MATERIALS PROVIDED:

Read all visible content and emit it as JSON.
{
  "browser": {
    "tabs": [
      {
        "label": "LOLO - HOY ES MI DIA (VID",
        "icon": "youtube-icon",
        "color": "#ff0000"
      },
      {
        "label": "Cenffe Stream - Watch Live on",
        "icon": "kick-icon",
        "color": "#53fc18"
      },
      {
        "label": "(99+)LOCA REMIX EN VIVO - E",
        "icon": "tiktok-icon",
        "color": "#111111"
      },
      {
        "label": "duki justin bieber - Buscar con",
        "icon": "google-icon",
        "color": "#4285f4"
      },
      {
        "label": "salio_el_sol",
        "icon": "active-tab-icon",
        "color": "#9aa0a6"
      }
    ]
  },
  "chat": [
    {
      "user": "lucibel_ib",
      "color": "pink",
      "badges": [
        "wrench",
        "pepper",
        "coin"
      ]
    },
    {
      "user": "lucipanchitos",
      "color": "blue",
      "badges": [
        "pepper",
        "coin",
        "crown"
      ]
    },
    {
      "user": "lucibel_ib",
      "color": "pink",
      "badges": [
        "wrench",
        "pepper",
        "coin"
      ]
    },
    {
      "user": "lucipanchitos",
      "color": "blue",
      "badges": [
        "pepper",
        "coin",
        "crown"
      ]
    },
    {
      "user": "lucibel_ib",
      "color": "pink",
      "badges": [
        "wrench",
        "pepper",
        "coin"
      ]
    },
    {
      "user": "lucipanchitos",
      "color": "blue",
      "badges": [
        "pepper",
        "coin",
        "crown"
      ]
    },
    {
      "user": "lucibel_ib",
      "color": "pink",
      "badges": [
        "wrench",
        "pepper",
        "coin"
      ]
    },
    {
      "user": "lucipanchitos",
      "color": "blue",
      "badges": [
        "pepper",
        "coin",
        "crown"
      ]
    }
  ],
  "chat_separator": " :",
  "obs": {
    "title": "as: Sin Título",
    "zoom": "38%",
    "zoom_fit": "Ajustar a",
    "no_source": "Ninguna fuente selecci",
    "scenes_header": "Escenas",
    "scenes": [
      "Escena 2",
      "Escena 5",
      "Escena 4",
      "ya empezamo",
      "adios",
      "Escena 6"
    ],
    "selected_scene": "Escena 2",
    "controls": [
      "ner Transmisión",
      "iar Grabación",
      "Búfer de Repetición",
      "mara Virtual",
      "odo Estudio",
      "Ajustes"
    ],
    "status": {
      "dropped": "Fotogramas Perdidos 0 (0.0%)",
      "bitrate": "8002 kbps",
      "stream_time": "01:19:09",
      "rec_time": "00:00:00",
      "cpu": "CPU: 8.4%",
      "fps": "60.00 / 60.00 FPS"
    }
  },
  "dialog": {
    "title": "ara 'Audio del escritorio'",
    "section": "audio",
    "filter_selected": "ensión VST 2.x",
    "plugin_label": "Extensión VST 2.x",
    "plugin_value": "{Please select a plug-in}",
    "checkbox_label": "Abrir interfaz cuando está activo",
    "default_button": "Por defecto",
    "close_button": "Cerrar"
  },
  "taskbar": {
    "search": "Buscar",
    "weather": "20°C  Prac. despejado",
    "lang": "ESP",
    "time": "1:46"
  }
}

WORK TO COMPLETE:
Print every entry exactly as written.

CORRECT RESULT:
Read all visible content and emit it as JSON.
{
  "browser": {
    "tabs": [
      {
        "label": "LOLO - HOY ES MI DIA (VID",
        "icon": "youtube-icon",
        "color": "#ff0000"
      },
      {
        "label": "Cenffe Stream - Watch Live on",
        "icon": "kick-icon",
        "color": "#53fc18"
      },
      {
        "label": "(99+)LOCA REMIX EN VIVO - E",
        "icon": "tiktok-icon",
        "color": "#111111"
      },
      {
        "label": "duki justin bieber - Buscar con",
        "icon": "google-icon",
        "color": "#4285f4"
      },
      {
        "label": "salio_el_sol",
        "icon": "active-tab-icon",
        "color": "#9aa0a6"
      }
    ]
  },
  "chat": [
    {
      "user": "lucibel_ib",
      "color": "pink",
      "badges": [
        "wrench",
        "pepper",
        "coin"
      ]
    },
    {
      "user": "lucipanchitos",
      "color": "blue",
      "badges": [
        "pepper",
        "coin",
        "crown"
      ]
    },
    {
      "user": "lucibel_ib",
      "color": "pink",
      "badges": [
        "wrench",
        "pepper",
        "coin"
      ]
    },
    {
      "user": "lucipanchitos",
      "color": "blue",
      "badges": [
        "pepper",
        "coin",
        "crown"
      ]
    },
    {
      "user": "lucibel_ib",
      "color": "pink",
      "badges": [
        "wrench",
        "pepper",
        "coin"
      ]
    },
    {
      "user": "lucipanchitos",
      "color": "blue",
      "badges": [
        "pepper",
        "coin",
        "crown"
      ]
    },
    {
      "user": "lucibel_ib",
      "color": "pink",
      "badges": [
        "wrench",
        "pepper",
        "coin"
      ]
    },
    {
      "user": "lucipanchitos",
      "color": "blue",
      "badges": [
        "pepper",
        "coin",
        "crown"
      ]
    }
  ],
  "chat_separator": " :",
  "obs": {
    "title": "as: Sin Título",
    "zoom": "38%",
    "zoom_fit": "Ajustar a",
    "no_source": "Ninguna fuente selecci",
    "scenes_header": "Escenas",
    "scenes": [
      "Escena 2",
      "Escena 5",
      "Escena 4",
      "ya empezamo",
      "adios",
      "Escena 6"
    ],
    "selected_scene": "Escena 2",
    "controls": [
      "ner Transmisión",
      "iar Grabación",
      "Búfer de Repetición",
      "mara Virtual",
      "odo Estudio",
      "Ajustes"
    ],
    "status": {
      "dropped": "Fotogramas Perdidos 0 (0.0%)",
      "bitrate": "8002 kbps",
      "stream_time": "01:19:09",
      "rec_time": "00:00:00",
      "cpu": "CPU: 8.4%",
      "fps": "60.00 / 60.00 FPS"
    }
  },
  "dialog": {
    "title": "ara 'Audio del escritorio'",
    "section": "audio",
    "filter_selected": "ensión VST 2.x",
    "plugin_label": "Extensión VST 2.x",
    "plugin_value": "{Please select a plug-in}",
    "checkbox_label": "Abrir interfaz cuando está activo",
    "default_button": "Por defecto",
    "close_button": "Cerrar"
  },
  "taskbar": {
    "search": "Buscar",
    "weather": "20°C  Prac. despejado",
    "lang": "ESP",
    "time": "1:46"
  }
}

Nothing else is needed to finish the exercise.